:: WRITTEN PROBLEM ::
Reproduce each line bearing the word "content".

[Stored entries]
┌──

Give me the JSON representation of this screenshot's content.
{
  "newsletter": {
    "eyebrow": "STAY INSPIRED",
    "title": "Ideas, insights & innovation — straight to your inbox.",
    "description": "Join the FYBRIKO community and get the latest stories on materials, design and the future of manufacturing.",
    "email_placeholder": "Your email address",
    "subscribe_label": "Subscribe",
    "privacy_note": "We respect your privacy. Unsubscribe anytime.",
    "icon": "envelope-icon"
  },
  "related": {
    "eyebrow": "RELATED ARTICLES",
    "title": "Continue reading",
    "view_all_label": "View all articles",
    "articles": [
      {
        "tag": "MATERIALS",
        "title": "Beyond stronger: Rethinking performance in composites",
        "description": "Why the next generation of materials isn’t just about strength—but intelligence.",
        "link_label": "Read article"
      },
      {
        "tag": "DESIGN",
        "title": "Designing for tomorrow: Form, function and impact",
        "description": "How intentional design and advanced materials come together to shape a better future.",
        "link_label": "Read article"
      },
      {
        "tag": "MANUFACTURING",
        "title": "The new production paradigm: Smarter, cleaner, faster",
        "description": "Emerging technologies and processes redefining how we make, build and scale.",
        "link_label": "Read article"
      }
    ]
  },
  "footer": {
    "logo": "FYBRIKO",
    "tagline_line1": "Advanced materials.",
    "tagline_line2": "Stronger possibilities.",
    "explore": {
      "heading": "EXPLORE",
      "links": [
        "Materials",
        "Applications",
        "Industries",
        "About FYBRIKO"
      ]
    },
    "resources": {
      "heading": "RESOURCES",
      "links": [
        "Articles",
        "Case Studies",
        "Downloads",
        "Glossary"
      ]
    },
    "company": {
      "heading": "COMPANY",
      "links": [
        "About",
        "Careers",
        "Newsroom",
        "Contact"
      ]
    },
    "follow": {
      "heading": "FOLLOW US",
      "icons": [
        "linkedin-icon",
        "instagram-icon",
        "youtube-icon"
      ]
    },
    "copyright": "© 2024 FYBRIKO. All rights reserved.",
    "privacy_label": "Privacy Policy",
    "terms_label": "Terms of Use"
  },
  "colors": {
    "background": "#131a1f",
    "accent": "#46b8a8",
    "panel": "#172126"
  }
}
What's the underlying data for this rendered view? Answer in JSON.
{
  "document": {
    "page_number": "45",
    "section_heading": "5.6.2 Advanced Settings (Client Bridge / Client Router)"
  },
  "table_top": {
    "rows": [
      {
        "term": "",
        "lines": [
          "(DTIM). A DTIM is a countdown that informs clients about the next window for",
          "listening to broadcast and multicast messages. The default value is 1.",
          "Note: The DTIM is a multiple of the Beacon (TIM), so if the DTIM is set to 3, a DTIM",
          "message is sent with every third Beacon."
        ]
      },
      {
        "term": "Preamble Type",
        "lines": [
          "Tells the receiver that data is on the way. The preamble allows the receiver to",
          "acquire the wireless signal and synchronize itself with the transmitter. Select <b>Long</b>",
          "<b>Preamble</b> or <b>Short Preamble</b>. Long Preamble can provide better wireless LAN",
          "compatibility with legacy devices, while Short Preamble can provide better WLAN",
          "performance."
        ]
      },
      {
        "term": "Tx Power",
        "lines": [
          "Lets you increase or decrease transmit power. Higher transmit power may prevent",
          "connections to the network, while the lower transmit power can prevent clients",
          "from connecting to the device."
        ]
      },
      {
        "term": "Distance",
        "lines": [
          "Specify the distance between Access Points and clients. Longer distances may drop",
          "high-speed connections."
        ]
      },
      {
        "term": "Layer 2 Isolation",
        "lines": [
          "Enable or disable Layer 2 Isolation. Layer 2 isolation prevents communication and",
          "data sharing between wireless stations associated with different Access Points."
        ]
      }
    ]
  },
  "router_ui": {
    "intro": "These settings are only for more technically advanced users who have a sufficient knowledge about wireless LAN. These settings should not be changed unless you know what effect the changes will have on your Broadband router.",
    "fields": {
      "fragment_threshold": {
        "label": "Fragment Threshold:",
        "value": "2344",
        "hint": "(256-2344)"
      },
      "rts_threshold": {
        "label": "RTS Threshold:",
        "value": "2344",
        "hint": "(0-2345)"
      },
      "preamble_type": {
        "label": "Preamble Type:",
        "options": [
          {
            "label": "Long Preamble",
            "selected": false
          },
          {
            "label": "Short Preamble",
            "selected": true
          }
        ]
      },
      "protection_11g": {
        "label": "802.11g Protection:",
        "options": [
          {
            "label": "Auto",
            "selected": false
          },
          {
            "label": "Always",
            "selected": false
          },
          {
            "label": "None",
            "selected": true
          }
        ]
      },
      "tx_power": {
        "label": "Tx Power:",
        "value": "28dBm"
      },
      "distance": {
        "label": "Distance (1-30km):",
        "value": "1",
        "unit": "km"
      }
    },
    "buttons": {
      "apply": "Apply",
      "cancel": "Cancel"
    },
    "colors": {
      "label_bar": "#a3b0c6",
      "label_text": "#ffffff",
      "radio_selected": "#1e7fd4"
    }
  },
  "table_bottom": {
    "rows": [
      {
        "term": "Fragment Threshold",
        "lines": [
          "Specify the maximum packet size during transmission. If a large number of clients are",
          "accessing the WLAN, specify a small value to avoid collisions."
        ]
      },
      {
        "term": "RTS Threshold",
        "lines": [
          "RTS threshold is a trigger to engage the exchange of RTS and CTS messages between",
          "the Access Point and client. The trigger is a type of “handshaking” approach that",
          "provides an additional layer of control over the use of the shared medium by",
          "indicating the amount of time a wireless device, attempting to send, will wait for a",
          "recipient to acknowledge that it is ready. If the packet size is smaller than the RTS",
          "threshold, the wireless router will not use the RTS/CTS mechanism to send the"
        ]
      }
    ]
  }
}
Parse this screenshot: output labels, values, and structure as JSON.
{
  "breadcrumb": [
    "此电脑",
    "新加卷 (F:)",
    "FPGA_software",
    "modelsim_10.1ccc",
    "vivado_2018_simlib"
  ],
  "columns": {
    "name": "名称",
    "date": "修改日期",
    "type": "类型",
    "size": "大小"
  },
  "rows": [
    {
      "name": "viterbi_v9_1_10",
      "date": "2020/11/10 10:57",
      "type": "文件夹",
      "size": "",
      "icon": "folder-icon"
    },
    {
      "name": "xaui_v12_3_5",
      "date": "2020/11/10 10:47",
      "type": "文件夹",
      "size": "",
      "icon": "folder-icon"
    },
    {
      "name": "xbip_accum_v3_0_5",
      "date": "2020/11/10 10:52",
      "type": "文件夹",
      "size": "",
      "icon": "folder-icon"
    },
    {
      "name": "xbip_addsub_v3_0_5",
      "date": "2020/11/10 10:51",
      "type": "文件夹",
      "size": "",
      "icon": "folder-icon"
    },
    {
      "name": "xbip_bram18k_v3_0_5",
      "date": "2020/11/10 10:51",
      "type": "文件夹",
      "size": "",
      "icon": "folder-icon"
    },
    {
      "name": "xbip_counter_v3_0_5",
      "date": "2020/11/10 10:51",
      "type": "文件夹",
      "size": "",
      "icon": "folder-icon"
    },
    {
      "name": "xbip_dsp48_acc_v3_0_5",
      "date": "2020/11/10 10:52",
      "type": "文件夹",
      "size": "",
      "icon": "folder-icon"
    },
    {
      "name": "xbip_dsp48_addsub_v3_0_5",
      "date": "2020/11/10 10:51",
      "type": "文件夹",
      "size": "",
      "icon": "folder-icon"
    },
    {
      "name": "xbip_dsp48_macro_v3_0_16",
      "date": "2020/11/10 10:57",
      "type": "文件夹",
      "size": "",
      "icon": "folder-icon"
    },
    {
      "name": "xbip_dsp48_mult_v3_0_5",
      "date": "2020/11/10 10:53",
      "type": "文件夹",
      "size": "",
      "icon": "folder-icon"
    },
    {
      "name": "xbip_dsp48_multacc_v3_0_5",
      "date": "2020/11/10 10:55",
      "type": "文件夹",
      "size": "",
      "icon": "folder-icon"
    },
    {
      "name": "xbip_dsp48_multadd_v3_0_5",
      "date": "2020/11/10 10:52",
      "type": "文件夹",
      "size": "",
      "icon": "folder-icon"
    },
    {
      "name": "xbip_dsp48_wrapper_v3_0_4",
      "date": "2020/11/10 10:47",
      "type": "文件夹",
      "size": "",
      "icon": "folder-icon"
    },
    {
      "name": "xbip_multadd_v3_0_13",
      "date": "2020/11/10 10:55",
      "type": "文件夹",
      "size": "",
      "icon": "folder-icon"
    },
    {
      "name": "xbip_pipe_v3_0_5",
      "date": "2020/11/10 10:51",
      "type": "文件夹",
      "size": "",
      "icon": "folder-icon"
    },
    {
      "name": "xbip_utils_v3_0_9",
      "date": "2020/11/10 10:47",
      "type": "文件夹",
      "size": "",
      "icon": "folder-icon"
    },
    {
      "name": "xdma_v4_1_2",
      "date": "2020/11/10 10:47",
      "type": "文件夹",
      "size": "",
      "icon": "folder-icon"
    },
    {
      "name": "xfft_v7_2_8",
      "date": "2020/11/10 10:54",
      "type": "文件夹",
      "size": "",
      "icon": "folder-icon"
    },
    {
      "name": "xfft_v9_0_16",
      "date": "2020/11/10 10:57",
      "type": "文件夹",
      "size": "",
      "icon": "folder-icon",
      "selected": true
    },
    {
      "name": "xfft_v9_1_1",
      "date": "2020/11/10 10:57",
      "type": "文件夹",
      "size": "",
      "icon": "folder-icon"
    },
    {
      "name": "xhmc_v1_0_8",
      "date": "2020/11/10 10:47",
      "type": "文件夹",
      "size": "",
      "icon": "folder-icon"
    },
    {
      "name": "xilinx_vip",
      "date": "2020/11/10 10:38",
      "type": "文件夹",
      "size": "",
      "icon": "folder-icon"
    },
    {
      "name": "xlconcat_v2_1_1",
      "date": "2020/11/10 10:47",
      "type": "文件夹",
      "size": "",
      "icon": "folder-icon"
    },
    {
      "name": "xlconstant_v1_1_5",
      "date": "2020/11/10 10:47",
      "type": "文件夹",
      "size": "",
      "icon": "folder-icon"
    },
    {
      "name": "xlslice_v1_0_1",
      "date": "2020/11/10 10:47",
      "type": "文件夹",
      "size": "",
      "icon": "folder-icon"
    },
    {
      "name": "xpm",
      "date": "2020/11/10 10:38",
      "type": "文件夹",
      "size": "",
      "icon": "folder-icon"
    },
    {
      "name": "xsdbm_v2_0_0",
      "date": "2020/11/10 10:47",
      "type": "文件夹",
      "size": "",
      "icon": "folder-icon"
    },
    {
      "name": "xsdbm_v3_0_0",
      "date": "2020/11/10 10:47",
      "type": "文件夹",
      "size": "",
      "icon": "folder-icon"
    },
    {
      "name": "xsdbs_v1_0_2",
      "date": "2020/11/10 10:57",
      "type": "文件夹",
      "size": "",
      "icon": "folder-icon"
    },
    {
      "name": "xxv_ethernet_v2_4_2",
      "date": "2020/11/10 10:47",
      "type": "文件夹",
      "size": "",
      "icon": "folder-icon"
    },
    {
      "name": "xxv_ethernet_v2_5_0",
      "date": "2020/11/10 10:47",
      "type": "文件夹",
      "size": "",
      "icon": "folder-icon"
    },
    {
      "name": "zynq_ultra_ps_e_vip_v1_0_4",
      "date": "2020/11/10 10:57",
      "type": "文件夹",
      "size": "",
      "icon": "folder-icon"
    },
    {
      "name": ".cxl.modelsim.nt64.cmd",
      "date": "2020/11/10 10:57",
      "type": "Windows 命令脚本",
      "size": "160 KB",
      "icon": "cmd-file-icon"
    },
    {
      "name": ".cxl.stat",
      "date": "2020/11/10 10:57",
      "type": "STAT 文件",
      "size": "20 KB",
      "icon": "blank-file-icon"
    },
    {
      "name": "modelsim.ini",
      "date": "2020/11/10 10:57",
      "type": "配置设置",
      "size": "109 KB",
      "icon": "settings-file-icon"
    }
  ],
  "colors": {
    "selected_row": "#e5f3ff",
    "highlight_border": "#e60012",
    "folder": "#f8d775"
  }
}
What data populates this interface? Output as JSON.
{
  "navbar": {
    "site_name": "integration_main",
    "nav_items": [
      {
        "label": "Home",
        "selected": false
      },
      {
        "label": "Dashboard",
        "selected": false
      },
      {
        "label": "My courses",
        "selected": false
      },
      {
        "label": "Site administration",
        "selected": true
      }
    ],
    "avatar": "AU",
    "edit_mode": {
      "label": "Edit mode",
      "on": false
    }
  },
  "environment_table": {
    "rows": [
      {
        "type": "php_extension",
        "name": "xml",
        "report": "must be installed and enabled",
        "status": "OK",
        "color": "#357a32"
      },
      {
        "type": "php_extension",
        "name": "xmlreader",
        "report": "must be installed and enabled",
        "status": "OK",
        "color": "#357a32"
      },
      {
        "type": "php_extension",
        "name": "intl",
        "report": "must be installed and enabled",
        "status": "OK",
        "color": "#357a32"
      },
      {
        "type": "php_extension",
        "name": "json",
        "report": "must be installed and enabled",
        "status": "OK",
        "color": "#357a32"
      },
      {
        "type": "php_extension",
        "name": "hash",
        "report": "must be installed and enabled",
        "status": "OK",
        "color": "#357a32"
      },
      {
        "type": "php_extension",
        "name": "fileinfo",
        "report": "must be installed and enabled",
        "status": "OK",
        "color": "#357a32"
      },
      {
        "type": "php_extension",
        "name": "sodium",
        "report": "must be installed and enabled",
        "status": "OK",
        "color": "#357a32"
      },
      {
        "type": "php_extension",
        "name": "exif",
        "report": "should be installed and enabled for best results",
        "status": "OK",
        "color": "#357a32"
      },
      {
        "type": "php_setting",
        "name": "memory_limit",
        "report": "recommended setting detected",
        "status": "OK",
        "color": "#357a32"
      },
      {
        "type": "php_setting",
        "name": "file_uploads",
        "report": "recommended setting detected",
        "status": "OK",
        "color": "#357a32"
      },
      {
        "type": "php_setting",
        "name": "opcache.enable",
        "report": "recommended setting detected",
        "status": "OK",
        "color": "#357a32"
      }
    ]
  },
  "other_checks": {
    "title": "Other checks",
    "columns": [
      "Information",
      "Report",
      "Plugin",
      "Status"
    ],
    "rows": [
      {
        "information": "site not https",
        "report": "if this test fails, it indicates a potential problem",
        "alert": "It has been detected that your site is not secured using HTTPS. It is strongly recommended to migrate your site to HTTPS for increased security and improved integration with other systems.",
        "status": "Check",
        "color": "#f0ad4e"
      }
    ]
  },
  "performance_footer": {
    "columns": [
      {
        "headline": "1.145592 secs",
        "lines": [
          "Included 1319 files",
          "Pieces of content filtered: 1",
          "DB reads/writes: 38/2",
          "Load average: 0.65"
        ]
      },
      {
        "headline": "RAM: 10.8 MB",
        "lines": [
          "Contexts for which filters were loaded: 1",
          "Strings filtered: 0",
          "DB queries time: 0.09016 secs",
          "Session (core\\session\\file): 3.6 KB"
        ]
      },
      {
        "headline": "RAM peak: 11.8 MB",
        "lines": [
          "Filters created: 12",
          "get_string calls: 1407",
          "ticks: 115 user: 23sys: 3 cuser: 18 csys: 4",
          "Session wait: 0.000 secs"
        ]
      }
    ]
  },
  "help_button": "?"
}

└──

:: ANSWER IN FULL ::
Give me the JSON representation of this screenshot's content.
          "Pieces of content filtered: 1",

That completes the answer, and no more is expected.